TASK TO CARRY OUT: Using the listing below, report all lines holding the word "洋县黄家营镇孤海村".

Dataset entries:
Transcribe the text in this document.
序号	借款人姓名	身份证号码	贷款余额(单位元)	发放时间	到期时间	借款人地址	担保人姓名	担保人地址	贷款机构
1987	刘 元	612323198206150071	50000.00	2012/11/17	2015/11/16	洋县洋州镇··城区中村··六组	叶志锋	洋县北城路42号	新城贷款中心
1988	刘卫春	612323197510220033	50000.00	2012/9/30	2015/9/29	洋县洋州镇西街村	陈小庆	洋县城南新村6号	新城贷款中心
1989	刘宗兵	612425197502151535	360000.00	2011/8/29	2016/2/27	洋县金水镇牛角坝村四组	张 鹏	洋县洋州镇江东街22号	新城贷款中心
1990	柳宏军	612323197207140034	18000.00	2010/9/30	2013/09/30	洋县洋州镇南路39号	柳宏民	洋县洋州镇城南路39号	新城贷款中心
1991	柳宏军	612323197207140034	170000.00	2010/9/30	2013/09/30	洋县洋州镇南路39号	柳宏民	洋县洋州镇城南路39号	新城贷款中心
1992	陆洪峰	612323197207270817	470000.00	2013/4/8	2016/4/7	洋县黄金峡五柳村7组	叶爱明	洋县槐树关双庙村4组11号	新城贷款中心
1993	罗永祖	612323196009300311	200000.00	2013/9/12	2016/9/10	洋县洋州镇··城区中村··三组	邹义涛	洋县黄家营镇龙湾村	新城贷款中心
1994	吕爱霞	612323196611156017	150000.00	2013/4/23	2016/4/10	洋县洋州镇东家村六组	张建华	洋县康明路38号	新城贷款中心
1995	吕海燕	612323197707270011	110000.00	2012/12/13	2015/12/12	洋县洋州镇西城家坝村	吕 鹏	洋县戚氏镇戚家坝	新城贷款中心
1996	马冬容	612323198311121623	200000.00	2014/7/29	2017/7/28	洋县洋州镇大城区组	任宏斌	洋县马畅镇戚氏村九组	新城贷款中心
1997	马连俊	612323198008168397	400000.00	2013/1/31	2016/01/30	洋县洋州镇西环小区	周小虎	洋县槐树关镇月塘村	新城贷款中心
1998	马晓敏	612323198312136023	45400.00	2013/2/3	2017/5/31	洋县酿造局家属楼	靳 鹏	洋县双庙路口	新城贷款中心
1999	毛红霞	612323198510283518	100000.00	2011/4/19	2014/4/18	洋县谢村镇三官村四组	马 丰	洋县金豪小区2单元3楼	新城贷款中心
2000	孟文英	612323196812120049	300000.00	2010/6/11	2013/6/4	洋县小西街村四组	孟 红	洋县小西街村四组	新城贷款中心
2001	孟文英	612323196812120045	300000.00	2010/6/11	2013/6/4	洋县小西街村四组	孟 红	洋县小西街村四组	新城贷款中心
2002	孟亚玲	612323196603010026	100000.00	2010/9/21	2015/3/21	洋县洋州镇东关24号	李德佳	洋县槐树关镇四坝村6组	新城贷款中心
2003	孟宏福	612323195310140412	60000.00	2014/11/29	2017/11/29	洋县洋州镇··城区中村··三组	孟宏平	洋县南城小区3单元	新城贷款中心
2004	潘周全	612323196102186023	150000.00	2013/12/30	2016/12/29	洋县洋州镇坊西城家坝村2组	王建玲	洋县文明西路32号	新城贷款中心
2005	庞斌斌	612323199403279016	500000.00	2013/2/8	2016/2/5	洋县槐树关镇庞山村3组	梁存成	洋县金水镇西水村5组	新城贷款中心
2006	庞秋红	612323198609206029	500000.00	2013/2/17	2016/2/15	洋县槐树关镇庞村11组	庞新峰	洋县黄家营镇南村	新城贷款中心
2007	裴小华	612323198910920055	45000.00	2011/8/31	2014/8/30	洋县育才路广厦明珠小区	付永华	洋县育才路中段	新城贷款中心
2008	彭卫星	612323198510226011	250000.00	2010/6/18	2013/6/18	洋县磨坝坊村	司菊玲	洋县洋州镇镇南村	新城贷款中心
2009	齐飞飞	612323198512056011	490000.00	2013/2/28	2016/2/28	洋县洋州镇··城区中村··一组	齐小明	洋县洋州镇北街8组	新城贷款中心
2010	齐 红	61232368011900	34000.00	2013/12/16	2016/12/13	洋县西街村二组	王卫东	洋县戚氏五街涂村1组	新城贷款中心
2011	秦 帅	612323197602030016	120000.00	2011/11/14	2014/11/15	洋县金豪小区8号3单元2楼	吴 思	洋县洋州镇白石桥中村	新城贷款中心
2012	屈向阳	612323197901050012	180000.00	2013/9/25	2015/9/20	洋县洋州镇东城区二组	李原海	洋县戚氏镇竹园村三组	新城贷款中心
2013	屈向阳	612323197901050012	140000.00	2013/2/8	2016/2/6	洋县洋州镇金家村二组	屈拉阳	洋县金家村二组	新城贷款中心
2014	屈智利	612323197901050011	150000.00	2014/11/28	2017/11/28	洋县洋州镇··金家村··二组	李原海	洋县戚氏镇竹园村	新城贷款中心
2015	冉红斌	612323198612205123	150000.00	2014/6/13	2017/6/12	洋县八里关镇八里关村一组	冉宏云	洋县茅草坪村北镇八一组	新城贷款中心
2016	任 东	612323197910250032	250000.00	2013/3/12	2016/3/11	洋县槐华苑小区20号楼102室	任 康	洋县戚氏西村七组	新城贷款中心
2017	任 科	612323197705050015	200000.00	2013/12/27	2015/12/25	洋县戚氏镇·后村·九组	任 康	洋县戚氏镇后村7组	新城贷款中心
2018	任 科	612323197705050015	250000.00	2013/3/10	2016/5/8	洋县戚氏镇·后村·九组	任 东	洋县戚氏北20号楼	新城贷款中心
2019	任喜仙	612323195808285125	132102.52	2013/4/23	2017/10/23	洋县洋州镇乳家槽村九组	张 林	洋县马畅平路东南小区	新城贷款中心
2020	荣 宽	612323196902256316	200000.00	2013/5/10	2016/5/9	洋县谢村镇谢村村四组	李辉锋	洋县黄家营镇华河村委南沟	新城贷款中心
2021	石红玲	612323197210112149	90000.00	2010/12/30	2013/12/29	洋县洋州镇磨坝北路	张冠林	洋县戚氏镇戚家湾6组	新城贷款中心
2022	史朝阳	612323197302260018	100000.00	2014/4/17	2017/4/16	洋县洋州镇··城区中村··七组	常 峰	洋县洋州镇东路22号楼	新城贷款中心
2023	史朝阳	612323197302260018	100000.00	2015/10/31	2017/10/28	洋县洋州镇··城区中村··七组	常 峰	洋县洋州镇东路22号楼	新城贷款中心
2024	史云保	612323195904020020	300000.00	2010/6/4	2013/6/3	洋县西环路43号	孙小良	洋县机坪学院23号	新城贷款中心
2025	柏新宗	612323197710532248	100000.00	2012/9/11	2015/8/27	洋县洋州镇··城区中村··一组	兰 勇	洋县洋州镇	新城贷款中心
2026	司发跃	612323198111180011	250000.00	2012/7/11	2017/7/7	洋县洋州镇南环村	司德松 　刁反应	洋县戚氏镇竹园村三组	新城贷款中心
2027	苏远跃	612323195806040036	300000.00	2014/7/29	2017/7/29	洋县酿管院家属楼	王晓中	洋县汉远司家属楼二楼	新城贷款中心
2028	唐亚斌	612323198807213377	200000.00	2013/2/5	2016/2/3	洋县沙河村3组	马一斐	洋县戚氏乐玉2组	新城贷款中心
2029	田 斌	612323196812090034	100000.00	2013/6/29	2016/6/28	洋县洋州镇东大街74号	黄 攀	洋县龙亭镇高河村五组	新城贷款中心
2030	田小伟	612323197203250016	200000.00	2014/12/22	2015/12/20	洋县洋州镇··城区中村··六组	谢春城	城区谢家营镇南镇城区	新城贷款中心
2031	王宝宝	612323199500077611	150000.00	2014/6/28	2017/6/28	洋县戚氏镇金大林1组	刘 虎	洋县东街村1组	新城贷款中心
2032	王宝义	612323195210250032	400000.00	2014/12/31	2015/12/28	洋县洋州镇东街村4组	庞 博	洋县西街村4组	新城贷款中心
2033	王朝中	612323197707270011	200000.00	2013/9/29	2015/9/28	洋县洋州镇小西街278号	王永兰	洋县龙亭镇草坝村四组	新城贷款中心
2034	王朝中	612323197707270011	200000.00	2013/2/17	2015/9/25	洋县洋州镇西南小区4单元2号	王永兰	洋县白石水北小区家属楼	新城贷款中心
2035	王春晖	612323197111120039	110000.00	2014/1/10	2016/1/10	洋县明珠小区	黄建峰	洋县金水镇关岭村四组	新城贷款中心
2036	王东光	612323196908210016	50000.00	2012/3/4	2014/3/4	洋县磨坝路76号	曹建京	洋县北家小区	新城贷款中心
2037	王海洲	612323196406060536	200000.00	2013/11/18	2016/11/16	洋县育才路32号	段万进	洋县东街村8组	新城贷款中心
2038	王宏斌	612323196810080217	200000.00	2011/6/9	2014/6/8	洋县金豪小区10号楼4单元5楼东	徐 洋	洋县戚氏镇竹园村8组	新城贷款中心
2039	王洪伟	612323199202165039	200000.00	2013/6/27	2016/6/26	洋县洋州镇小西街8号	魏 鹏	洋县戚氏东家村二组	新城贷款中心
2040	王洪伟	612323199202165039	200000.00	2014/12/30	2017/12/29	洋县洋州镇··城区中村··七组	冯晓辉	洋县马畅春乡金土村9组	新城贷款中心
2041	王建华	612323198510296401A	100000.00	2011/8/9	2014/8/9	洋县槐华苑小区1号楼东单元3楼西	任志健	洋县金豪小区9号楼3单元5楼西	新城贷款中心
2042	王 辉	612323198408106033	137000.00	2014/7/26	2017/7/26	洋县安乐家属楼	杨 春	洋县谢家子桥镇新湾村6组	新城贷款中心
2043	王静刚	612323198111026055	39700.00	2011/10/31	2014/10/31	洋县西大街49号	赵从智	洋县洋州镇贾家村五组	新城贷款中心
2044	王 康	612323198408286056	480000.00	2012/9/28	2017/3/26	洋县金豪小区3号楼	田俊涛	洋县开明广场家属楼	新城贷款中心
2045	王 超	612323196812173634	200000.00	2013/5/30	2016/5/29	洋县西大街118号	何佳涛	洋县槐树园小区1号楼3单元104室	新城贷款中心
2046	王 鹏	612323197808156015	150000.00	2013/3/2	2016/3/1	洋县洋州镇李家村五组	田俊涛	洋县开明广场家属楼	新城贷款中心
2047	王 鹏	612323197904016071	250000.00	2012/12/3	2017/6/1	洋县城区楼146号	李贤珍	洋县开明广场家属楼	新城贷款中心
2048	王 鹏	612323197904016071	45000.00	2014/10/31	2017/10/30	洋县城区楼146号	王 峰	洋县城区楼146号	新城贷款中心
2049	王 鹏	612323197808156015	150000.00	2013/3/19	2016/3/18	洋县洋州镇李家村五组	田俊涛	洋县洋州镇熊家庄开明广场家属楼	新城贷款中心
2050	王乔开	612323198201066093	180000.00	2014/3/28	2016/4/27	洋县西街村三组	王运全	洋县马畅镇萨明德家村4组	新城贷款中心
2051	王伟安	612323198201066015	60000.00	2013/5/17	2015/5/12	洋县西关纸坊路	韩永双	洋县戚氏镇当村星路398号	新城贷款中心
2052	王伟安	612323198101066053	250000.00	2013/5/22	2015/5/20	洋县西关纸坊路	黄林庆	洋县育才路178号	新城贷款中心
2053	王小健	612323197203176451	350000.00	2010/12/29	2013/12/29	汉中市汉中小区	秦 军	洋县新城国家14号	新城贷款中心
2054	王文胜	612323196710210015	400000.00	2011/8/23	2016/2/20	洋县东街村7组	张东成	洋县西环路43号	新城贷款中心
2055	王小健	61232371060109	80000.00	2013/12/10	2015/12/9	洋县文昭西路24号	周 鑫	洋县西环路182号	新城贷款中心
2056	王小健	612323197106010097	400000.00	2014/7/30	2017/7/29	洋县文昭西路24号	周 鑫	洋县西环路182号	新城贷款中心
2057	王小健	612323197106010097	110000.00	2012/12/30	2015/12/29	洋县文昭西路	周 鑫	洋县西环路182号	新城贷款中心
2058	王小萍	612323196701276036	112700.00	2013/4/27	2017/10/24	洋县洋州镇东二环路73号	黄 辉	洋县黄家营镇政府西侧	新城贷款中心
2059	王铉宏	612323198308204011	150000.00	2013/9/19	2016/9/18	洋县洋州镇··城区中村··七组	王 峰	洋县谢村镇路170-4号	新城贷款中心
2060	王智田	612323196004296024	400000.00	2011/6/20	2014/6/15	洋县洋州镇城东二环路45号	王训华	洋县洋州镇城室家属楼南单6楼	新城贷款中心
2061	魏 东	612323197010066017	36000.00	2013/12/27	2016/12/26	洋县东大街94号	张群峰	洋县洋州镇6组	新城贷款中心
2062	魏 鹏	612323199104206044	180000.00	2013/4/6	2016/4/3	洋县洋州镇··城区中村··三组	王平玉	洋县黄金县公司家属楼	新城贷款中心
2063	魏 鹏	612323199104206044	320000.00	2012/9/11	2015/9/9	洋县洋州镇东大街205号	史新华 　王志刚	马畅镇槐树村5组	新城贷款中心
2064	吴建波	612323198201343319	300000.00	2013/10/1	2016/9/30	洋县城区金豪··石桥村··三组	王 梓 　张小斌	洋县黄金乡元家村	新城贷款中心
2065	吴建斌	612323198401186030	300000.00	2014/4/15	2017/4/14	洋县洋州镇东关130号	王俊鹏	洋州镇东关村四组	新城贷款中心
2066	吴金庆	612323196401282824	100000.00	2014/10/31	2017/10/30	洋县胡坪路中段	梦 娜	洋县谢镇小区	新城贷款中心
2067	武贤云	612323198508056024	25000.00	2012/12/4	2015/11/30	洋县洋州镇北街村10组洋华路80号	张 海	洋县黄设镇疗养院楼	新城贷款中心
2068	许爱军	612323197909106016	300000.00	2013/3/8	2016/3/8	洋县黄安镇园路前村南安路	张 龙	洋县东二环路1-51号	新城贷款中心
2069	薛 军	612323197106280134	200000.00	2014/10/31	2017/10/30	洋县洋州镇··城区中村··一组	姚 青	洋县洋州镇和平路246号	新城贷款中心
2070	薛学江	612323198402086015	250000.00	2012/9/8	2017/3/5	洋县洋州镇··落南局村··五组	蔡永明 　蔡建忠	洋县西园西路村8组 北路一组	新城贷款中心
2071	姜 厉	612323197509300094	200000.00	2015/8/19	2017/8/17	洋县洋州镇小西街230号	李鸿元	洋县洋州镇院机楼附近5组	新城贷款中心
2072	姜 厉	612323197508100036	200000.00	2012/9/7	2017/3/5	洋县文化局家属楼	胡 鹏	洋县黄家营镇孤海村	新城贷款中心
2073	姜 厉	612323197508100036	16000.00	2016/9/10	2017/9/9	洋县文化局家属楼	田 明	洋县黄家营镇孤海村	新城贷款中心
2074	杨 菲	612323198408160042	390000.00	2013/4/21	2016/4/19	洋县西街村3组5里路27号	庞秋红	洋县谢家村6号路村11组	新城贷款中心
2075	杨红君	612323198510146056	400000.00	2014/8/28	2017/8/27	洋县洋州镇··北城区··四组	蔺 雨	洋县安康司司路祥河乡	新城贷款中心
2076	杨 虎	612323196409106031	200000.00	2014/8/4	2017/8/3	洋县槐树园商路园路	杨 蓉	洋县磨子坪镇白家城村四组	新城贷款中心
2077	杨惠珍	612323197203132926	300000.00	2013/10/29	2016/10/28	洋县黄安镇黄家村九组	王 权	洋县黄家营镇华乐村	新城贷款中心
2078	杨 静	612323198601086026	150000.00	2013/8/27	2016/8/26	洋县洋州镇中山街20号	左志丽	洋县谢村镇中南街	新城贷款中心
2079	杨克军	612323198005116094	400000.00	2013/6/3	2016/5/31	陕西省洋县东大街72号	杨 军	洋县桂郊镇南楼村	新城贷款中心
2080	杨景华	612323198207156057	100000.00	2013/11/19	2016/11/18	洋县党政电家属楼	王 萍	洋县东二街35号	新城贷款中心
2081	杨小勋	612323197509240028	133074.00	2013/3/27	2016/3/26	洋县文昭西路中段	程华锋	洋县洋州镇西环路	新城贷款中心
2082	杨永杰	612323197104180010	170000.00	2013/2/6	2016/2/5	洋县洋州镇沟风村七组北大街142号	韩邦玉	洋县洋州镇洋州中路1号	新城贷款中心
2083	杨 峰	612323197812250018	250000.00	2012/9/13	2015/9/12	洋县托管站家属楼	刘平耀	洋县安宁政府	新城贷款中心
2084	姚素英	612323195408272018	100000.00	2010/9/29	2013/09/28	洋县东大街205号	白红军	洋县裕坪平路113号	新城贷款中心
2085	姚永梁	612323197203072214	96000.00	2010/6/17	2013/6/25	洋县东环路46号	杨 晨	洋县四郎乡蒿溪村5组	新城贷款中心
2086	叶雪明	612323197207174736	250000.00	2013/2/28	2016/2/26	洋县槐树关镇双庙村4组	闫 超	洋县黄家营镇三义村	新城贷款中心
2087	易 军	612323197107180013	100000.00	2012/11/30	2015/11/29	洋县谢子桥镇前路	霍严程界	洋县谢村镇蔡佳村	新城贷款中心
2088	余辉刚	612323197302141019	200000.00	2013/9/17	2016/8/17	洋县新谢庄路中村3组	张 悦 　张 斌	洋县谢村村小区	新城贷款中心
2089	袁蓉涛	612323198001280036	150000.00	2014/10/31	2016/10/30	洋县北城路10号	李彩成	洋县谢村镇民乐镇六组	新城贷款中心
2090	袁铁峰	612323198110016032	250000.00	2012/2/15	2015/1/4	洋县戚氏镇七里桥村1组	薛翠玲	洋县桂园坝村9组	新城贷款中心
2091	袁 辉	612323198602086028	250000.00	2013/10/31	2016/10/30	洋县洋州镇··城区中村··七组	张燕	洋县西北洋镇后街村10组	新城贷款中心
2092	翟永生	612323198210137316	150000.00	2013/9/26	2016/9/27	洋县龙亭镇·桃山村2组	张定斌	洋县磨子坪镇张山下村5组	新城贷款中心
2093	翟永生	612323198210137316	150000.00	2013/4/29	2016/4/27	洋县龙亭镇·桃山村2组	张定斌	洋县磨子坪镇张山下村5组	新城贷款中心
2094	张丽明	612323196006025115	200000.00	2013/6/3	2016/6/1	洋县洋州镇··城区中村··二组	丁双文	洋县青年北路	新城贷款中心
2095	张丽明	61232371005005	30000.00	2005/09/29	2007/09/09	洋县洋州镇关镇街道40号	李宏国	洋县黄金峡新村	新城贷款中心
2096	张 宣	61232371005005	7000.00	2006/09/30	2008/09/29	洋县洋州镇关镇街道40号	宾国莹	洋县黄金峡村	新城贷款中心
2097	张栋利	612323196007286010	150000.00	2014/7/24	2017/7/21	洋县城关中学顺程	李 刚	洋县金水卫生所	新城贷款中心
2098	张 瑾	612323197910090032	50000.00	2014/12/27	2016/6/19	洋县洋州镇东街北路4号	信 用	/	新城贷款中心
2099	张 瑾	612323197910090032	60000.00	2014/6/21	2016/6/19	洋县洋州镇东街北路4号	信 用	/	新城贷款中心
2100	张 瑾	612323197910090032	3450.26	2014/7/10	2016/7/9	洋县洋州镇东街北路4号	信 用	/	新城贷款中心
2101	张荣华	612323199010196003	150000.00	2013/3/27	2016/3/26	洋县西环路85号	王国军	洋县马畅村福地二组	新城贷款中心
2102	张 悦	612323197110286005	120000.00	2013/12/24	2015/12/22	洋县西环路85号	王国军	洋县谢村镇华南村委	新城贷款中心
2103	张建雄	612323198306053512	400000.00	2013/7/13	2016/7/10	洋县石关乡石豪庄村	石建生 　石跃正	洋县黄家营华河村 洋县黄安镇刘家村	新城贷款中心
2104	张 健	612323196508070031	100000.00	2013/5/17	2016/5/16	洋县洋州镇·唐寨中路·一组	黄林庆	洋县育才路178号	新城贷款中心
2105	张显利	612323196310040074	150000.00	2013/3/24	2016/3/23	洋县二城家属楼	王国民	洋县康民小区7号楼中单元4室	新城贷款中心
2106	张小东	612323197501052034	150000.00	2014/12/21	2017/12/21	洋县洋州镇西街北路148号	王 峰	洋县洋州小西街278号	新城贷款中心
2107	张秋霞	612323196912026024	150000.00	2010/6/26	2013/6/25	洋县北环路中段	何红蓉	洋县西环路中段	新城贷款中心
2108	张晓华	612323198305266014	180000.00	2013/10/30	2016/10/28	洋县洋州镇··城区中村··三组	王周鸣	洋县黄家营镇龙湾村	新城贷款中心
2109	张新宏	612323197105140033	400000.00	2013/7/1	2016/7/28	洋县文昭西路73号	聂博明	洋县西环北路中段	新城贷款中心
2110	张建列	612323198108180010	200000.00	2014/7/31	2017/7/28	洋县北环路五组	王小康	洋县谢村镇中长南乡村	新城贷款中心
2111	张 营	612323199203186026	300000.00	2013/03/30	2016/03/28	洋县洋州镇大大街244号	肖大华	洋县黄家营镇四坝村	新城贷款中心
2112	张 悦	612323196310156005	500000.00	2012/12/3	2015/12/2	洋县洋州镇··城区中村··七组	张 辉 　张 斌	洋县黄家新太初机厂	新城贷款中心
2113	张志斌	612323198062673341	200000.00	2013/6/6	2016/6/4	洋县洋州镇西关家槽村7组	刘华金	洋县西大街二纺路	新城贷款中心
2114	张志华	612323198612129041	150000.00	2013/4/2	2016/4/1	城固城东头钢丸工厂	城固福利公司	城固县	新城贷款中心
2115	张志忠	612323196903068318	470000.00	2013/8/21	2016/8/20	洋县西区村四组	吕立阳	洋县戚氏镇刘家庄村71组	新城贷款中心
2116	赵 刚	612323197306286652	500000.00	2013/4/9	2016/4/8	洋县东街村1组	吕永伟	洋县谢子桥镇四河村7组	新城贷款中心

WRITTEN SOLUTION:
2072	姜 厉	612323197508100036	200000.00	2012/9/7	2017/3/5	洋县文化局家属楼	胡 鹏	洋县黄家营镇孤海村	新城贷款中心
2073	姜 厉	612323197508100036	16000.00	2016/9/10	2017/9/9	洋县文化局家属楼	田 明	洋县黄家营镇孤海村	新城贷款中心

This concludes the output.